RECORDS TO USE:
* Start *

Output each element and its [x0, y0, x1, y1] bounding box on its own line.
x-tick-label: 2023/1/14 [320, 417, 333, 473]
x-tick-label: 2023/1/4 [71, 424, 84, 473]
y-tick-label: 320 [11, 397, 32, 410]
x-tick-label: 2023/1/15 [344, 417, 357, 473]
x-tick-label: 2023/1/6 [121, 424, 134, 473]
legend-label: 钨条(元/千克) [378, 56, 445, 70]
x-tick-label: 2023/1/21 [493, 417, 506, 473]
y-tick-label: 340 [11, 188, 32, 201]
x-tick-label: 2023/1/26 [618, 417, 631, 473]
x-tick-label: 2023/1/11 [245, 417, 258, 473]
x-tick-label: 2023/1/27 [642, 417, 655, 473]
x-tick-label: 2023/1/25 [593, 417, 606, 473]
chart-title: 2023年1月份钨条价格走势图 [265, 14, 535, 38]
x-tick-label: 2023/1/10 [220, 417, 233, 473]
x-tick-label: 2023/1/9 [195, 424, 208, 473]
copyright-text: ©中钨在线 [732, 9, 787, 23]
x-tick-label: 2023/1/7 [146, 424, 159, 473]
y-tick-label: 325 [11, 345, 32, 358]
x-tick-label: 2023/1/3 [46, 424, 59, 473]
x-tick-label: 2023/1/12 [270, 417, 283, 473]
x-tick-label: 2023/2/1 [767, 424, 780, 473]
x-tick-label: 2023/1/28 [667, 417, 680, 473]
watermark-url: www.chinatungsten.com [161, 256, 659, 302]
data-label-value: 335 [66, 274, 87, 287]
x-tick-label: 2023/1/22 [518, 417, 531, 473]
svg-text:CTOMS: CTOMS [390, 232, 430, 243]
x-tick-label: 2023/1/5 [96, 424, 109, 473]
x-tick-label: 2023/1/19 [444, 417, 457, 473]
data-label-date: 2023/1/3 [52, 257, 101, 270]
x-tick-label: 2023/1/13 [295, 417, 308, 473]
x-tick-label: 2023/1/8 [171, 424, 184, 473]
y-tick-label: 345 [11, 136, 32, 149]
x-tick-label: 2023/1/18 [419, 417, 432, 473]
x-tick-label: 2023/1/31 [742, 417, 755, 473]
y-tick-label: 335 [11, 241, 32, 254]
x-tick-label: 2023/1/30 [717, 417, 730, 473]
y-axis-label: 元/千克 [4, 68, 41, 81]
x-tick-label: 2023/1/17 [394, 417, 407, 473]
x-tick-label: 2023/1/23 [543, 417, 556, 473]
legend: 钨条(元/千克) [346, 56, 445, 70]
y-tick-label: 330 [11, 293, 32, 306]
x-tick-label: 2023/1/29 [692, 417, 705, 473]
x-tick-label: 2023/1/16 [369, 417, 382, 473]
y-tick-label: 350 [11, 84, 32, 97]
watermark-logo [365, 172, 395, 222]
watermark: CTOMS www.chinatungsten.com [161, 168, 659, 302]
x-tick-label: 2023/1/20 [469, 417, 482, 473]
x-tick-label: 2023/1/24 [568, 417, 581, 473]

* End *

WHAT THE TASK REQUIRES: Can you lay out every line of the material above as a JSON list of strings, one string per line, with blank lines left out?

SOLUTION:
[
  "Output each element and its [x0, y0, x1, y1] bounding box on its own line.",
  "x-tick-label: 2023/1/14 [320, 417, 333, 473]",
  "x-tick-label: 2023/1/4 [71, 424, 84, 473]",
  "y-tick-label: 320 [11, 397, 32, 410]",
  "x-tick-label: 2023/1/15 [344, 417, 357, 473]",
  "x-tick-label: 2023/1/6 [121, 424, 134, 473]",
  "legend-label: 钨条(元/千克) [378, 56, 445, 70]",
  "x-tick-label: 2023/1/21 [493, 417, 506, 473]",
  "y-tick-label: 340 [11, 188, 32, 201]",
  "x-tick-label: 2023/1/26 [618, 417, 631, 473]",
  "x-tick-label: 2023/1/11 [245, 417, 258, 473]",
  "x-tick-label: 2023/1/27 [642, 417, 655, 473]",
  "x-tick-label: 2023/1/25 [593, 417, 606, 473]",
  "chart-title: 2023年1月份钨条价格走势图 [265, 14, 535, 38]",
  "x-tick-label: 2023/1/10 [220, 417, 233, 473]",
  "x-tick-label: 2023/1/9 [195, 424, 208, 473]",
  "copyright-text: ©中钨在线 [732, 9, 787, 23]",
  "x-tick-label: 2023/1/7 [146, 424, 159, 473]",
  "y-tick-label: 325 [11, 345, 32, 358]",
  "x-tick-label: 2023/1/3 [46, 424, 59, 473]",
  "x-tick-label: 2023/1/12 [270, 417, 283, 473]",
  "x-tick-label: 2023/2/1 [767, 424, 780, 473]",
  "x-tick-label: 2023/1/28 [667, 417, 680, 473]",
  "watermark-url: www.chinatungsten.com [161, 256, 659, 302]",
  "data-label-value: 335 [66, 274, 87, 287]",
  "x-tick-label: 2023/1/22 [518, 417, 531, 473]",
  "svg-text:CTOMS: CTOMS [390, 232, 430, 243]",
  "x-tick-label: 2023/1/5 [96, 424, 109, 473]",
  "x-tick-label: 2023/1/19 [444, 417, 457, 473]",
  "data-label-date: 2023/1/3 [52, 257, 101, 270]",
  "x-tick-label: 2023/1/13 [295, 417, 308, 473]",
  "x-tick-label: 2023/1/8 [171, 424, 184, 473]",
  "y-tick-label: 345 [11, 136, 32, 149]",
  "x-tick-label: 2023/1/18 [419, 417, 432, 473]",
  "x-tick-label: 2023/1/31 [742, 417, 755, 473]",
  "y-tick-label: 335 [11, 241, 32, 254]",
  "x-tick-label: 2023/1/30 [717, 417, 730, 473]",
  "y-axis-label: 元/千克 [4, 68, 41, 81]",
  "x-tick-label: 2023/1/17 [394, 417, 407, 473]",
  "x-tick-label: 2023/1/23 [543, 417, 556, 473]",
  "legend: 钨条(元/千克) [346, 56, 445, 70]",
  "y-tick-label: 330 [11, 293, 32, 306]",
  "x-tick-label: 2023/1/29 [692, 417, 705, 473]",
  "x-tick-label: 2023/1/16 [369, 417, 382, 473]",
  "y-tick-label: 350 [11, 84, 32, 97]",
  "watermark-logo [365, 172, 395, 222]",
  "watermark: CTOMS www.chinatungsten.com [161, 168, 659, 302]",
  "x-tick-label: 2023/1/20 [469, 417, 482, 473]",
  "x-tick-label: 2023/1/24 [568, 417, 581, 473]"
]